#### [YOUR TASK]
Find the lines that contain the word "Mútua" and copy each one.

#### [PROVIDED RECORDS]
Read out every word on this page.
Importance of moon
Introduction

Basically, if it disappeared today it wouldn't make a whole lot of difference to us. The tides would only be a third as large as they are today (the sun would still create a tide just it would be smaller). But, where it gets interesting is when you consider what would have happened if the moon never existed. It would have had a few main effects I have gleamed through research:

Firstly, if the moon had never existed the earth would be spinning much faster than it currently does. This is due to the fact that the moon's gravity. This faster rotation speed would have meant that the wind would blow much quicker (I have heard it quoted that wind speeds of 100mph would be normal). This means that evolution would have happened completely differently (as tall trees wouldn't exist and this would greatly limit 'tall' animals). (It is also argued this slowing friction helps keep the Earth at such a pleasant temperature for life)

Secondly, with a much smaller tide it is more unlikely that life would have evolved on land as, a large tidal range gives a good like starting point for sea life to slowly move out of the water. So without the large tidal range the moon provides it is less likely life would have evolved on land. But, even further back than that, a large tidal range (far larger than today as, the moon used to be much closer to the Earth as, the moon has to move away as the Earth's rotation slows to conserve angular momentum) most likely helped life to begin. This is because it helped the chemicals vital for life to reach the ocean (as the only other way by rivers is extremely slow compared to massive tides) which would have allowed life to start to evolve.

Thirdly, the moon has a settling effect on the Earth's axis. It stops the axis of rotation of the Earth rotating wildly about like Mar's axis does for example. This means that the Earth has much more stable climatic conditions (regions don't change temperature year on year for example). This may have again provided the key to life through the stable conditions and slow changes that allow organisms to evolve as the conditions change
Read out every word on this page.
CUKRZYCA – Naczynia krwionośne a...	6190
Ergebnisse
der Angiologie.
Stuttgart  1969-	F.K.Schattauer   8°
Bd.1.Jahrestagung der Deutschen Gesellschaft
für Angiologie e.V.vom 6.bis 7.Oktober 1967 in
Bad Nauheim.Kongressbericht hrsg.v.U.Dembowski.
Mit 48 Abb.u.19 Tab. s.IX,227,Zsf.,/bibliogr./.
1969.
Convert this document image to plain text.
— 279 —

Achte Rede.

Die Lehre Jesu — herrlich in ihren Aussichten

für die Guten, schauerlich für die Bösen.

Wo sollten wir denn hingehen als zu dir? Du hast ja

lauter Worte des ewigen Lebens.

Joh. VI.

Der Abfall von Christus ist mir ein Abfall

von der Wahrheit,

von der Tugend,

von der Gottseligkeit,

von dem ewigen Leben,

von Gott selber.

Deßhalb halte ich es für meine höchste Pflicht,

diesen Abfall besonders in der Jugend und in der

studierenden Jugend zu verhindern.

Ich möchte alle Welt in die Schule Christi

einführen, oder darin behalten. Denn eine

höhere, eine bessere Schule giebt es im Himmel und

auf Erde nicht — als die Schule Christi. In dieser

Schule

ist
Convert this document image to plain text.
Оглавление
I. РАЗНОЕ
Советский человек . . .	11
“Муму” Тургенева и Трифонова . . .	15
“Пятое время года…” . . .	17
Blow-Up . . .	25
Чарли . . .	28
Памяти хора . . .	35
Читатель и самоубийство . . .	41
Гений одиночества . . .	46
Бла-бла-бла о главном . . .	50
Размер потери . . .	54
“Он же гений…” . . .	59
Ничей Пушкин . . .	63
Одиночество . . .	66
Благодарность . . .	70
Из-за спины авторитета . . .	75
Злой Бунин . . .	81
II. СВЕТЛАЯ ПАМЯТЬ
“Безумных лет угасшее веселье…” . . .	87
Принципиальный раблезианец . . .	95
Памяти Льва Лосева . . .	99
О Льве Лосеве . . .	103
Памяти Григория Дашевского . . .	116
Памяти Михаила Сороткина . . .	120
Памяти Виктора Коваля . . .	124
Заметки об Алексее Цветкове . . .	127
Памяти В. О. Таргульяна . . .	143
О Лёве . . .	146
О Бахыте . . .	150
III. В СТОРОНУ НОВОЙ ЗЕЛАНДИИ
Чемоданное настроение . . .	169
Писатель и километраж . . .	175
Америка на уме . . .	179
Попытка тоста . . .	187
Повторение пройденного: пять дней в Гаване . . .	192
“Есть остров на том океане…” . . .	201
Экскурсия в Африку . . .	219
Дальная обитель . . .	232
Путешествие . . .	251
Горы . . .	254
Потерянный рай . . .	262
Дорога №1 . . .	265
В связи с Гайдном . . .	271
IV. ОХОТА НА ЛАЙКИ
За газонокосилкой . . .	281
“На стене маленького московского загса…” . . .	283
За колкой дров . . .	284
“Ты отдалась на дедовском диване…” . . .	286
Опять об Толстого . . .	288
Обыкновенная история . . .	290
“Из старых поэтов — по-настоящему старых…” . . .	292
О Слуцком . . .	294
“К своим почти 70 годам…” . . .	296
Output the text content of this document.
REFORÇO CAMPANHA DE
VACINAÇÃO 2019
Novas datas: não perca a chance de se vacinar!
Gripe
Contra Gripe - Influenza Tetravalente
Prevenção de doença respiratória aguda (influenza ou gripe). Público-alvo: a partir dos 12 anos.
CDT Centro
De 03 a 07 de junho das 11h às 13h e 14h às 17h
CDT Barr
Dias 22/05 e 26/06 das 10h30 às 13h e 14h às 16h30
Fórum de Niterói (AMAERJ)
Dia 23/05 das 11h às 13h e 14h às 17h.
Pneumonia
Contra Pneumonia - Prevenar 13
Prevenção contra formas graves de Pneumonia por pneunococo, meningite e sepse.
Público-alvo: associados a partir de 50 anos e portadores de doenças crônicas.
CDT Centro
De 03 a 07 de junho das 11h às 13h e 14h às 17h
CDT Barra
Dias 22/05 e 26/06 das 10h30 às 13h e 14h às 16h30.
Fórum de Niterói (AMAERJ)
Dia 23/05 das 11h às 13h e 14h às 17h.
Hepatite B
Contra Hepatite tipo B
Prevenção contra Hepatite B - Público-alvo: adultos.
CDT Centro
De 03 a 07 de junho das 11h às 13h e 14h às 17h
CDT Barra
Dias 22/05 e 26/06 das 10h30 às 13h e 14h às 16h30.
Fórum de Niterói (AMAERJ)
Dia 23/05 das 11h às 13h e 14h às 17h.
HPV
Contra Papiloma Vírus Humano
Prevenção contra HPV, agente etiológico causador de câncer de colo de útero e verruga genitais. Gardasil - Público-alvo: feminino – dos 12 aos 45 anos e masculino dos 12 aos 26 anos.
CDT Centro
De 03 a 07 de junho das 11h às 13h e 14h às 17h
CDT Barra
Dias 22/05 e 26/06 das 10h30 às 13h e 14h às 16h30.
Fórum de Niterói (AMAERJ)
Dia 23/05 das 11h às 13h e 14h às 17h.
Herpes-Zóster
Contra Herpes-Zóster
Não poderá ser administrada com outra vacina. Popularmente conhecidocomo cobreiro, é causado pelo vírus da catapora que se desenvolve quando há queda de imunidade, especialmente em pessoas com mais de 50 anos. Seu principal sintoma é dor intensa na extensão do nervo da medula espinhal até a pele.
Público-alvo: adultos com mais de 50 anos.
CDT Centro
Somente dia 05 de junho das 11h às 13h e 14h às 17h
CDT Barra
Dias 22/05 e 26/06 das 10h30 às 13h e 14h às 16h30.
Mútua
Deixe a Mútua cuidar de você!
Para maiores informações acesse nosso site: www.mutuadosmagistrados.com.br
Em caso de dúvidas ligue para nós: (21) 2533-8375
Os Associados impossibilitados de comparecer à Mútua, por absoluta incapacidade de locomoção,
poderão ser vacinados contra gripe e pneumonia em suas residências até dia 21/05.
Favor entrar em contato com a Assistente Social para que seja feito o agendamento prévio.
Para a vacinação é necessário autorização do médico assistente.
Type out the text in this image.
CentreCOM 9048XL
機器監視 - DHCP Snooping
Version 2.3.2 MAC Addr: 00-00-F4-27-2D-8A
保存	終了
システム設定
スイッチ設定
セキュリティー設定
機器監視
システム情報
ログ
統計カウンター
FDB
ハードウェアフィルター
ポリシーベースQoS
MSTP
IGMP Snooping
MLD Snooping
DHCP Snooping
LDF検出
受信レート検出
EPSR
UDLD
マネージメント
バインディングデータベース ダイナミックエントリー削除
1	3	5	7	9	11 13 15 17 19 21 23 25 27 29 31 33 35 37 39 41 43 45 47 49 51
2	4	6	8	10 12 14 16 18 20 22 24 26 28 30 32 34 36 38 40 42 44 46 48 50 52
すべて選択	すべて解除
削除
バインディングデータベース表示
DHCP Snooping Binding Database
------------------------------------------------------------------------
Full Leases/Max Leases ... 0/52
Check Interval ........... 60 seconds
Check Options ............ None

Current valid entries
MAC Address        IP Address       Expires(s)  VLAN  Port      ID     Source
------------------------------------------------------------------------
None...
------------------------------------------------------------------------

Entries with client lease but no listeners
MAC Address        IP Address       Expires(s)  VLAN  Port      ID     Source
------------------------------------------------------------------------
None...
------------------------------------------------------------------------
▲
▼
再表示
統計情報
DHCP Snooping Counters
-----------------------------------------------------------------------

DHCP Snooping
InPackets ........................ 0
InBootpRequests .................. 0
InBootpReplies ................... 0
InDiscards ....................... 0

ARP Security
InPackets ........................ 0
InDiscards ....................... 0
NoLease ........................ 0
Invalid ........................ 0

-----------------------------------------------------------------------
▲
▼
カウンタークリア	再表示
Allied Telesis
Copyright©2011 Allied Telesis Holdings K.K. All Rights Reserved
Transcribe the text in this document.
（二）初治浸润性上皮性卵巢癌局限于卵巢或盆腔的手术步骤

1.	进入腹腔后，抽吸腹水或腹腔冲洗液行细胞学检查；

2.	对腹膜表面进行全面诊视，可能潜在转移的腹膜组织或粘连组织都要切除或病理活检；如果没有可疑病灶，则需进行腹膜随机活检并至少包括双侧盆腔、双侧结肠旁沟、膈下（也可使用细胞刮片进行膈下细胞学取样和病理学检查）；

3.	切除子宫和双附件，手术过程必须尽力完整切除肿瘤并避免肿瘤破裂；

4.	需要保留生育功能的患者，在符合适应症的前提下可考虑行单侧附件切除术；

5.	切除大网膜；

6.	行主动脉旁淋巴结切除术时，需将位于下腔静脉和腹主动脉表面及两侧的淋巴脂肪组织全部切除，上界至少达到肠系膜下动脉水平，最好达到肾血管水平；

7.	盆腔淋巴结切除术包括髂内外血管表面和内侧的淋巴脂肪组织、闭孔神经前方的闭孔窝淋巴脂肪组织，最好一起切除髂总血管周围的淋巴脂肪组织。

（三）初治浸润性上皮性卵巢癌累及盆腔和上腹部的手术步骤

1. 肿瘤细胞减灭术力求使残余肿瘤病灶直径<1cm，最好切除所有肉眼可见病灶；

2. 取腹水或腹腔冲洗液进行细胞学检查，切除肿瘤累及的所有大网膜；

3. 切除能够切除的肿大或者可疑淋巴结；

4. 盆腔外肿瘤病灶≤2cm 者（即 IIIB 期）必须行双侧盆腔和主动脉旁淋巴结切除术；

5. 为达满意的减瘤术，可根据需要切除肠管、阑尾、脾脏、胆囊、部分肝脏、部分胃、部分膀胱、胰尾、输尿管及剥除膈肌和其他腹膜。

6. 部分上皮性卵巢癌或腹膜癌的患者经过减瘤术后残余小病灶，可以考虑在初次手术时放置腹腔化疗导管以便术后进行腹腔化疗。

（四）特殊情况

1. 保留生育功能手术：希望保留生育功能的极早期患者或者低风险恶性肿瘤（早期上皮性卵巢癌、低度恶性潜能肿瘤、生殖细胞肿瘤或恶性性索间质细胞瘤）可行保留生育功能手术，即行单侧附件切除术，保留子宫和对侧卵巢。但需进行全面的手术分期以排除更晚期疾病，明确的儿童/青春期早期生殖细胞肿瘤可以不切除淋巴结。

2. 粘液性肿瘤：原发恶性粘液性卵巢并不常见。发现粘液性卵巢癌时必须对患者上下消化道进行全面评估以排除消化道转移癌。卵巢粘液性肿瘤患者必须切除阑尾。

#### [TASK RESULT]
Mútua
Deixe a Mútua cuidar de você!
Os Associados impossibilitados de comparecer à Mútua, por absoluta incapacidade de locomoção,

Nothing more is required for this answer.